+++ SUPPLIED MATERIAL +++
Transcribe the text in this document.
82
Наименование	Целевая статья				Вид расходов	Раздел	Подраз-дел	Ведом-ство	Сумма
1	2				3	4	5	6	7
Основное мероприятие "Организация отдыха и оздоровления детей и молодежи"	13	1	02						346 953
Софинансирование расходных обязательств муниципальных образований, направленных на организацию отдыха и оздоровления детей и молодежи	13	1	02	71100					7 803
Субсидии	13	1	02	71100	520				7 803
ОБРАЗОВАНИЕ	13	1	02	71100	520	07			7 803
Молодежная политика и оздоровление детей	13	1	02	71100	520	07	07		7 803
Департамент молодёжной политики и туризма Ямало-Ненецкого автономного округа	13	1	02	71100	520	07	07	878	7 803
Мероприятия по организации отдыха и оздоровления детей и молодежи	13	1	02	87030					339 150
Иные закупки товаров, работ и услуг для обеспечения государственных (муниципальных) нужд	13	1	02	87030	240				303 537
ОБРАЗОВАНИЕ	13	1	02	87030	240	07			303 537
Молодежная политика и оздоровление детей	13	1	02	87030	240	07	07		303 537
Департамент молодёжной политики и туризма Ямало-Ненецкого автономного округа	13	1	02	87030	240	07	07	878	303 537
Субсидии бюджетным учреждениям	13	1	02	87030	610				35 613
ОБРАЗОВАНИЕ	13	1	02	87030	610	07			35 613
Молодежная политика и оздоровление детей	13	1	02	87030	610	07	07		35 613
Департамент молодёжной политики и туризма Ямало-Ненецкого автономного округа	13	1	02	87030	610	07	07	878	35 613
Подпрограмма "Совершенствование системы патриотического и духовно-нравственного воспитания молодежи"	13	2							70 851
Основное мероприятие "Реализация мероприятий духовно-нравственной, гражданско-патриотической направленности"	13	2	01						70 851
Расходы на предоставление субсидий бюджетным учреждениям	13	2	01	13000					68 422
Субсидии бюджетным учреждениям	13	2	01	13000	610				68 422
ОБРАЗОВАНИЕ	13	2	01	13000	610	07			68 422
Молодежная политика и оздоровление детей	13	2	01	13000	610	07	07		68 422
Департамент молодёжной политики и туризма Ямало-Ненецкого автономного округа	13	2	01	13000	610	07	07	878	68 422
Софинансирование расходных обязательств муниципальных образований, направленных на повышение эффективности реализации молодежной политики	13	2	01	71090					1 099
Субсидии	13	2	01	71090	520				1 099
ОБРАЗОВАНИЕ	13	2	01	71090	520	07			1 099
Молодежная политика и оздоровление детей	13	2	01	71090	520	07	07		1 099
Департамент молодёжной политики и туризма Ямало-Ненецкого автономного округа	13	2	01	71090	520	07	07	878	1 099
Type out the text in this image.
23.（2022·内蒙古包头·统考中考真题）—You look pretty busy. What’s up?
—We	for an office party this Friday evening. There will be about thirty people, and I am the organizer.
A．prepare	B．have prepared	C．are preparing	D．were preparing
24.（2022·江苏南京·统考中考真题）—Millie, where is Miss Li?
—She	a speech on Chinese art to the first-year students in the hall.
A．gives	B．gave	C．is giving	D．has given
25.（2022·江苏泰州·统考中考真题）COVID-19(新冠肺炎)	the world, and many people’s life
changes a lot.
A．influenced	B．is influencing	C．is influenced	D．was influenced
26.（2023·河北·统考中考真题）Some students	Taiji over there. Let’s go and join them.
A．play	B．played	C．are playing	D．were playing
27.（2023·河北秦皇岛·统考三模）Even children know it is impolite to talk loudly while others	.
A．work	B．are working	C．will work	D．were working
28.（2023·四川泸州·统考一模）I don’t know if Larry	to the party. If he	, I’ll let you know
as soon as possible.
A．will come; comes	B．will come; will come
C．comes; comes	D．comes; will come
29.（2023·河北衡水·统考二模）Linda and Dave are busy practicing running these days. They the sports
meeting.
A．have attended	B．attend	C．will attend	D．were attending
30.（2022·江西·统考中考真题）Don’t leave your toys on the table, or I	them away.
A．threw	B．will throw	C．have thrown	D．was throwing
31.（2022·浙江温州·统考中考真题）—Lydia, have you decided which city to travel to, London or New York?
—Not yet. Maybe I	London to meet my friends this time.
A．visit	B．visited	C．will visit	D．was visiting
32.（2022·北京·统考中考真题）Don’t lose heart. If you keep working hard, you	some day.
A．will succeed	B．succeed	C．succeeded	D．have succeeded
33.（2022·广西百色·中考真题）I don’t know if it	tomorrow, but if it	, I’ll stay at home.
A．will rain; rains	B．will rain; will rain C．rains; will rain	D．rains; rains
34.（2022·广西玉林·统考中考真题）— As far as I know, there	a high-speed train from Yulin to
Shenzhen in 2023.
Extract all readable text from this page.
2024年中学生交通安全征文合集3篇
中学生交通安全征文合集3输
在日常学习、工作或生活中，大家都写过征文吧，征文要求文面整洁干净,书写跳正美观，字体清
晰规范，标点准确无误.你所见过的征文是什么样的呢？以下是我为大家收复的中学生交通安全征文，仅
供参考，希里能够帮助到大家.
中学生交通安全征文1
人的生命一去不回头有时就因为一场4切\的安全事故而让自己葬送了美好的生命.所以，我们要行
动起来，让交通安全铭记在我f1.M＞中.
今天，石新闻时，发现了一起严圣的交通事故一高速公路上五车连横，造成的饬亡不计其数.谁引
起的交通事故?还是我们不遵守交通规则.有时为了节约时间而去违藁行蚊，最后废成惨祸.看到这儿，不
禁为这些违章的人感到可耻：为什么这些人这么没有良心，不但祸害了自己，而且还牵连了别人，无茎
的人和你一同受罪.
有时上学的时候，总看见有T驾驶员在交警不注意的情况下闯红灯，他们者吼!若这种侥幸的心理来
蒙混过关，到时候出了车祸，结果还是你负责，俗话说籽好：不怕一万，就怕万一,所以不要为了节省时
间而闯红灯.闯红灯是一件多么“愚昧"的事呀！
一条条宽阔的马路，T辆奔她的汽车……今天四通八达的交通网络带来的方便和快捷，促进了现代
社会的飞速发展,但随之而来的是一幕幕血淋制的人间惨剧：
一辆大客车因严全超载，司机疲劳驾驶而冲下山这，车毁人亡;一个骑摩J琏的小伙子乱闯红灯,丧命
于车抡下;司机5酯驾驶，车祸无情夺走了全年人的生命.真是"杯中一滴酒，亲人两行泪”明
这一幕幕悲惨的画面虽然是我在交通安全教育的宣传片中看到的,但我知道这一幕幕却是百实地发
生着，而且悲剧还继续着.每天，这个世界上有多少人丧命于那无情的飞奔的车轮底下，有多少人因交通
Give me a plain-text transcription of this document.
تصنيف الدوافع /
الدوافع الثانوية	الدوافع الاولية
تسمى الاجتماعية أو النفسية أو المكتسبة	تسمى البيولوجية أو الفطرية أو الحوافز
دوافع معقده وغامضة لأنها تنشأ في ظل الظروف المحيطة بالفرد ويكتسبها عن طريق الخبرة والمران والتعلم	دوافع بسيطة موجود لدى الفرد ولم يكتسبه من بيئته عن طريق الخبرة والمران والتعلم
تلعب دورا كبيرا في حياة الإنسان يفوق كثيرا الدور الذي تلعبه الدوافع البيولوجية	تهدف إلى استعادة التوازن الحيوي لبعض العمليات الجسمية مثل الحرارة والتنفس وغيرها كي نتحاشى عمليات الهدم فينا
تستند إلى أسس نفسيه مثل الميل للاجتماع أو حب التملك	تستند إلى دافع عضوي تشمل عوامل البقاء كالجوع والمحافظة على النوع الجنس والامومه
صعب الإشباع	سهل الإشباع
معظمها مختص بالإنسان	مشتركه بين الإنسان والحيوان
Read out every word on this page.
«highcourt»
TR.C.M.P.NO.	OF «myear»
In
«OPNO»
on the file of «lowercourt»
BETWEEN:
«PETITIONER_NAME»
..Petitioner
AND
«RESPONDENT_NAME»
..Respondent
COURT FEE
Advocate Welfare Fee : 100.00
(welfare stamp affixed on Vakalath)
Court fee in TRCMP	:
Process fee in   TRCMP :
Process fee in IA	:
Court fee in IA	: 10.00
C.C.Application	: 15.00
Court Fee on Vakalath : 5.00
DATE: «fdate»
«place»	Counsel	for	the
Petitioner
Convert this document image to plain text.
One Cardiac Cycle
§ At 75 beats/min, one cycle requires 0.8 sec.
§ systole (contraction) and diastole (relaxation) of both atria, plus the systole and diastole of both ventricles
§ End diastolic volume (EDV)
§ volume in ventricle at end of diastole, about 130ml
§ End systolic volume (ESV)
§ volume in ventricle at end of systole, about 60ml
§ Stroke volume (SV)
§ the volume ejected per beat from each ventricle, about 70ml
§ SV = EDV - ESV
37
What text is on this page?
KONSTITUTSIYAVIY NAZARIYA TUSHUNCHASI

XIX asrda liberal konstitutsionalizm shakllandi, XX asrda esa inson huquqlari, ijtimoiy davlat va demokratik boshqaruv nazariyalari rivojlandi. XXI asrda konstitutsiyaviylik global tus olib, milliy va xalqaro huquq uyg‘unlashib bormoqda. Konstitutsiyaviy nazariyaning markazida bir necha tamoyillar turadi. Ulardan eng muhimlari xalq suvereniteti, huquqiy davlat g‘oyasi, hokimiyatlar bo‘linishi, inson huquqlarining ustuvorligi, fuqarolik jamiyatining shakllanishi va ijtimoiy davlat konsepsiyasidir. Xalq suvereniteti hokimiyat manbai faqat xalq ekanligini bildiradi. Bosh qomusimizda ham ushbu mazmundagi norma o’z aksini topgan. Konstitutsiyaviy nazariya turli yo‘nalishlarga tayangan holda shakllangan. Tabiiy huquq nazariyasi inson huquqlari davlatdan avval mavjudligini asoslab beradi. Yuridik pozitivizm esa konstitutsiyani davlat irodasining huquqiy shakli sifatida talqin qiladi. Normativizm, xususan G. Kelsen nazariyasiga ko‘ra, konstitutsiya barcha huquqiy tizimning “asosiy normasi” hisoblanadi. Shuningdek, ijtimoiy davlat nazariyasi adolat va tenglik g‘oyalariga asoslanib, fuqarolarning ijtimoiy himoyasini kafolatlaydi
+++
SET PROBLEM =
Locate each line with the word "text" and copy it.

SOLUTION TO THIS PROBLEM =
Transcribe the text in this document.
Type out the text in this image.
Extract all readable text from this page.
Give me a plain-text transcription of this document.
Convert this document image to plain text.
What text is on this page?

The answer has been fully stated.